===== EXCERPT PROVIDED =====

Thank you again for being very supportive.

csuter commented 1 year ago

Can you add allow_nan_stats=False to all distribution constructors, and validate_args=True to all distribution and bijector constructors, and run again? You may get more informative errors and/or find source of NaNs sooner (I haven't had a close look at the latest code yet)

csuter commented 1 year ago

(no need to add these to args of tfd.Sample or tfd.Independent -- just the "concrete" distriubtions these are wrapping)

MariaLavrovskaya commented 1 year ago

Based on the first error that I am getting, the issue seems to be in the first helper function. Will try getting to the bottom of it.

MariaLavrovskaya commented 1 year ago

Changed the first helper so it would not raise any errors. Ran sample() a number of times and no errors are raised, however I still seen a lot of inf .

`def _get_probs_v2(already_seen, priors):
  multiple = tf.cast(tf.shape(priors)[0], dtype = tf.int32)
  priors = tf.reshape(priors, [multiple, 1, 5])
  already_seen = tf.reshape(already_seen, [multiple, 1, 5])
  return tf.concat([priors, already_seen], 1) 

def _get_counts(count, priors):

  multiple = tf.cast(tf.shape(priors)[0], dtype = tf.int32)
  count = tf.reshape(count, [multiple, 50000]) 
  return tf.stack([tf.reduce_sum(tf.cast(count==1, tf.float32), axis = 1),tf.reduce_sum(tf.cast(count==0, tf.float32), axis = 1)], -1)

def simplified_model(first_seen, already_seen):
  return tfd.JointDistributionSequential([

      tfd.Beta(concentration1 = 559.49,concentration0= 291.28, allow_nan_stats=False, validate_args=True), #b
      lambda b: tfd.Sample(tfd.Categorical(probs = tf.stack([b, 1.-b], -1), allow_nan_stats=False, validate_args=True), sample_shape =[50000], name = 'count'), #count
                tfd.Dirichlet(concentration = first_seen, name = 'priors', allow_nan_stats=False, validate_args=True), #priors
                tfd.Dirichlet(concentration = already_seen, name = 'already_seen', allow_nan_stats=False, validate_args=True), 
      lambda already_seen, priors, count:  tfd.Independent(tfd.Multinomial(probs = _get_probs_v2(already_seen, priors), total_count  =_get_counts(count, priors)), reinterpreted_batch_ndims=2)  #working_function
  ])
@tf.function
def simplified_log_prob(init_beta, init_first, init_already):
  return simplified_model(first_seen, already_seen).log_prob([init_beta, init_first, init_already, input_exc])`
first_seen = tf.constant([[0.06225592, 0.40752962, 0.4955014 , 0.01913294, 0.01558013]], dtype = tf.float32)
already_seen  = tf.constant([[0.78, 0.1, 0.5, 0.5, 0.02]], dtype = tf.float32)
csuter commented 1 year ago

Hmm. I think you can rewrite the 2-category Categorical + sum to be a tfd.Binomial(total_count=50000).

===== EXCERPTED DATA =====

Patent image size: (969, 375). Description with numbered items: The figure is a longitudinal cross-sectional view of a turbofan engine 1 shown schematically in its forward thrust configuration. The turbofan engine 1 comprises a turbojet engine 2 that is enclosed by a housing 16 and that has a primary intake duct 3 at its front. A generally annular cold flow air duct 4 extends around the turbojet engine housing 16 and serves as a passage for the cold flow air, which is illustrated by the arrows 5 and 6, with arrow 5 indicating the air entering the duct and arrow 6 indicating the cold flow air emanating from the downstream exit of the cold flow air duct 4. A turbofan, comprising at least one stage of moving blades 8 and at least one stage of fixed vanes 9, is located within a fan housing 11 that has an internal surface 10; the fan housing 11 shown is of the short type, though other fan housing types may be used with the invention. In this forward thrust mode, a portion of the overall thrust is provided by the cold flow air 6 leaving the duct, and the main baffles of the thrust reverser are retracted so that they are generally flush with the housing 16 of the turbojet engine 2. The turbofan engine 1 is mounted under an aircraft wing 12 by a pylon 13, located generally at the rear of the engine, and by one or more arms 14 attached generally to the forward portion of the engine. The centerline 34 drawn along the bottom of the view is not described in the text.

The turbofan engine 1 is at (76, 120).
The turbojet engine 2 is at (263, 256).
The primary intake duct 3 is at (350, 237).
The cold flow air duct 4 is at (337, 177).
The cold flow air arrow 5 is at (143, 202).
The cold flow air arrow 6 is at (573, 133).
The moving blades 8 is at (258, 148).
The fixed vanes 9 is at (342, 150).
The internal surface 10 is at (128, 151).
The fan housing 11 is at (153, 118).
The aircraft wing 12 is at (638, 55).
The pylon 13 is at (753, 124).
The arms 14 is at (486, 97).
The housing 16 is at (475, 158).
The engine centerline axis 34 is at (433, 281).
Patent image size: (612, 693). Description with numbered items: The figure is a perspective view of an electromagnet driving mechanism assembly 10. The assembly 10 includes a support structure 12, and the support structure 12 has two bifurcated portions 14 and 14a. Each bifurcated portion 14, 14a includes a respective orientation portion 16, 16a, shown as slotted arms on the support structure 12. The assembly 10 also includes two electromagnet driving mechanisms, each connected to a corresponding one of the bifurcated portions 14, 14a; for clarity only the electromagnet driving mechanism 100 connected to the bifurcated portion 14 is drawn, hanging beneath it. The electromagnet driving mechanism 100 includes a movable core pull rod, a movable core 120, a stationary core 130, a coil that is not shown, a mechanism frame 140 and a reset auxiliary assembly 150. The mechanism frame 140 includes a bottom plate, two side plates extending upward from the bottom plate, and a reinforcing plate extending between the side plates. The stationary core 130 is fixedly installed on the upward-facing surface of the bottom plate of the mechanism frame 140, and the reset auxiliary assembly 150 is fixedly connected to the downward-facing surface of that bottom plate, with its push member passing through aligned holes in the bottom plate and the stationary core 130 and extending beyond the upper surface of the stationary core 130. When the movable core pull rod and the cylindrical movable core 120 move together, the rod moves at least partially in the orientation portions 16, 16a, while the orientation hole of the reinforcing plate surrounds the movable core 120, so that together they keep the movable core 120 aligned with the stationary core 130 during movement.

=====

* _WHAT YOU WILL DO_:
- a) Condense the paragraph of the thread that begins "Can you add allow_nan_stats=False" into a short bulleted list that preserves its main points.
- b) Reproduce verbatim everything in the thread from "already_seen = tf.reshape(already_seen, [multiple, 1, 5])" down to "axis = 1)], -1)".
The records have no connection to the thread.

* _SOLUTIONS TO THE PROBLEMS_:
- a)
- Add allow_nan_stats=False to every distribution constructor.
- Add validate_args=True to every distribution and bijector constructor.
- Run the code again. This may produce more informative errors or reveal the source of the NaNs sooner.
- The commenter has not yet looked closely at the latest code.

- b)
already_seen = tf.reshape(already_seen, [multiple, 1, 5])
  return tf.concat([priors, already_seen], 1) 

def _get_counts(count, priors):

  multiple = tf.cast(tf.shape(priors)[0], dtype = tf.int32)
  count = tf.reshape(count, [multiple, 50000]) 
  return tf.stack([tf.reduce_sum(tf.cast(count==1, tf.float32), axis = 1),tf.reduce_sum(tf.cast(count==0, tf.float32), axis = 1)], -1)